BRIEF: Go through the material and pull out every line with the string "disability" in it.

EXTRACTED DATA:
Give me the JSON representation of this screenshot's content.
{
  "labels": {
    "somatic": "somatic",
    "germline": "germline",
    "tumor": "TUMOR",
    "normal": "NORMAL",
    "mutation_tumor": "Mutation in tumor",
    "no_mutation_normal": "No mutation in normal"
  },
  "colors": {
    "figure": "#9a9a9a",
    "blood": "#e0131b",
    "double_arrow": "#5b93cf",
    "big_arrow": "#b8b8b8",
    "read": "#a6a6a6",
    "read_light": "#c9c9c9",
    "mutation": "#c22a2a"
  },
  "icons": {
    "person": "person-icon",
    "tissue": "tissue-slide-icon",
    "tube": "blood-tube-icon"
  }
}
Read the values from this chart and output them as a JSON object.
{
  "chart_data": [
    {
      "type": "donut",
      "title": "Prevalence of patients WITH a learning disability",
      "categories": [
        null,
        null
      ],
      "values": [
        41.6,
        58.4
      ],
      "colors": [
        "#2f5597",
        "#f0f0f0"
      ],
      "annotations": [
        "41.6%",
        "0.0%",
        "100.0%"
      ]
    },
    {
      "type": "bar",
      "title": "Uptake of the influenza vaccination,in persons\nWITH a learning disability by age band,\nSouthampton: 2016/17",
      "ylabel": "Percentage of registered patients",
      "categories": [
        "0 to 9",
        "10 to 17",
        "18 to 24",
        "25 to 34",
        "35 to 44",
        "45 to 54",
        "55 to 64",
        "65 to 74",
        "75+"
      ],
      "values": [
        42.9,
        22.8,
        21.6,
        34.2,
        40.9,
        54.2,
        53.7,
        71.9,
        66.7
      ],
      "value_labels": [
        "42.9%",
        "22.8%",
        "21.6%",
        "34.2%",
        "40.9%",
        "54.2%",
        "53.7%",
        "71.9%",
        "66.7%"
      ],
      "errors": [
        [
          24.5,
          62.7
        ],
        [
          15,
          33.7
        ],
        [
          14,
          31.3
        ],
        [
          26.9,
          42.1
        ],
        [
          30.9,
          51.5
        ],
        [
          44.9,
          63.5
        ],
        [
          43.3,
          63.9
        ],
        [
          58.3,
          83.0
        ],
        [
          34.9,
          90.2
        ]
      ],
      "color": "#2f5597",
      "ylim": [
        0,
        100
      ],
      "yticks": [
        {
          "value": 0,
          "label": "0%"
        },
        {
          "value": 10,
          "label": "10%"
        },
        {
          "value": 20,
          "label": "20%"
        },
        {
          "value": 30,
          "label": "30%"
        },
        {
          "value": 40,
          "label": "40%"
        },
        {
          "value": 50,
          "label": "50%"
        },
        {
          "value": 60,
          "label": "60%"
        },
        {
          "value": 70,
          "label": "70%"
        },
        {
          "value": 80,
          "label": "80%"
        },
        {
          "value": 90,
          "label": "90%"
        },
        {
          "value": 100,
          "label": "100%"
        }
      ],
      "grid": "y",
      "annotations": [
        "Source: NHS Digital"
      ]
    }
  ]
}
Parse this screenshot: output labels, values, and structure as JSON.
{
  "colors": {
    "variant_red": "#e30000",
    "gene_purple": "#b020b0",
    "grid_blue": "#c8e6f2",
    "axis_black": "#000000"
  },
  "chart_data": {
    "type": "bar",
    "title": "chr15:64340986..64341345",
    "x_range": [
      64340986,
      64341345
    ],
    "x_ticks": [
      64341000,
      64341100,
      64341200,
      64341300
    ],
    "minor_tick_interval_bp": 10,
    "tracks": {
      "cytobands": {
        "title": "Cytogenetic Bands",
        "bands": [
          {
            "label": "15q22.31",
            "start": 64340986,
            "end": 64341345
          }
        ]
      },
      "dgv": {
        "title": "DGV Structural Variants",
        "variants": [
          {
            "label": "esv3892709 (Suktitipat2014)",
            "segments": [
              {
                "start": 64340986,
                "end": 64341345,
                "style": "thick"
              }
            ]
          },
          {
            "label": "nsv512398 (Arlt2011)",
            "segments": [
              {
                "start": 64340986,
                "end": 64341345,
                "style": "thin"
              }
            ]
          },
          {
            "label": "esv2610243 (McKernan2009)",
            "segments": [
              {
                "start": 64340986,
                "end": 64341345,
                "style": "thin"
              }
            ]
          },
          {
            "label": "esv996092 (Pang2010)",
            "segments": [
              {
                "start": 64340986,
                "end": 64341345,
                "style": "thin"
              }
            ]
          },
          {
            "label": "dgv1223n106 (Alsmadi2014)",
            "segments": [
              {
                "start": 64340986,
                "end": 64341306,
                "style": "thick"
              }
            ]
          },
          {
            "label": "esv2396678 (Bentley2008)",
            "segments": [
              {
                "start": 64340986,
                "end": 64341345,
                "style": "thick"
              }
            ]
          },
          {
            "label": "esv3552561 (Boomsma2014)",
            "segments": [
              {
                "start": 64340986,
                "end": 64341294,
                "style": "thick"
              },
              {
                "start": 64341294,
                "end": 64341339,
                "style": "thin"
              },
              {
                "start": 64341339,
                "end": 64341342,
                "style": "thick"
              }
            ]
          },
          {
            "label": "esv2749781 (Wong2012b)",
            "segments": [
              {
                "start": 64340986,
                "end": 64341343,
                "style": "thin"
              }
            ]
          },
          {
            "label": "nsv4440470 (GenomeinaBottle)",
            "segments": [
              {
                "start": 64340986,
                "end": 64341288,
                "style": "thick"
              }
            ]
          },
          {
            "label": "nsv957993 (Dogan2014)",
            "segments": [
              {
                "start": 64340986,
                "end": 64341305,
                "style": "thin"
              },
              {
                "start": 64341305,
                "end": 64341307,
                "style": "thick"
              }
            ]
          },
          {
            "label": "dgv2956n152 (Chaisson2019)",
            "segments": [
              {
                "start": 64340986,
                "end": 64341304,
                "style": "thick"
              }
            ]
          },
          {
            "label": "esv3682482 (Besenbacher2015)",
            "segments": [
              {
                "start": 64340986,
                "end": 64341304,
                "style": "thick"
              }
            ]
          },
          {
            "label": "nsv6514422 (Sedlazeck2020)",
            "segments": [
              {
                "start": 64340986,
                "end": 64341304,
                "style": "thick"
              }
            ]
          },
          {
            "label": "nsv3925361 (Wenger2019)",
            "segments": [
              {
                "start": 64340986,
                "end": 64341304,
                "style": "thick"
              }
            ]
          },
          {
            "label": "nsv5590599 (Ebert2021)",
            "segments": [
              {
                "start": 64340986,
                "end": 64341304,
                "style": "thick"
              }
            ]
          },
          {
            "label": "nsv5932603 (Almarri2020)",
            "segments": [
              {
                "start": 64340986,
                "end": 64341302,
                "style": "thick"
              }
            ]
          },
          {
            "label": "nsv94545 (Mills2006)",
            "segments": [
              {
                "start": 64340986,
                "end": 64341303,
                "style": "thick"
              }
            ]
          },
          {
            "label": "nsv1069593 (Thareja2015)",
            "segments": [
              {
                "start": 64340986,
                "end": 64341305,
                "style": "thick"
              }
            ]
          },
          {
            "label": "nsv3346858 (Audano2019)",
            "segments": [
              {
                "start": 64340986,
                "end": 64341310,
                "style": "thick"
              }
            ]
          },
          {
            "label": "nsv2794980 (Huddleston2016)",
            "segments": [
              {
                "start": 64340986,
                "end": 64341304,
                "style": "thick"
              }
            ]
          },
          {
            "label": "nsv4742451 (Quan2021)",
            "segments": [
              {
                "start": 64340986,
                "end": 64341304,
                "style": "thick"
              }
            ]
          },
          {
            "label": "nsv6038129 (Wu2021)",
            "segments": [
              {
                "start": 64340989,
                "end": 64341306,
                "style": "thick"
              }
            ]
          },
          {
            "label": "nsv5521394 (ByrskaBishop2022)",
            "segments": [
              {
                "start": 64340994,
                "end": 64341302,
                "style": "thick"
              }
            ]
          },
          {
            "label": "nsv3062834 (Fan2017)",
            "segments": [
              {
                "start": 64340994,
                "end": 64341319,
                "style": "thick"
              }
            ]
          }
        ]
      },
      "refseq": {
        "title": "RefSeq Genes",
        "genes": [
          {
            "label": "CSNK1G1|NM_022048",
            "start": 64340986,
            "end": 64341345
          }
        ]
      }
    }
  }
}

THE ANSWER:
      "title": "Prevalence of patients WITH a learning disability",
      "title": "Uptake of the influenza vaccination,in persons\nWITH a learning disability by age band,\nSouthampton: 2016/17",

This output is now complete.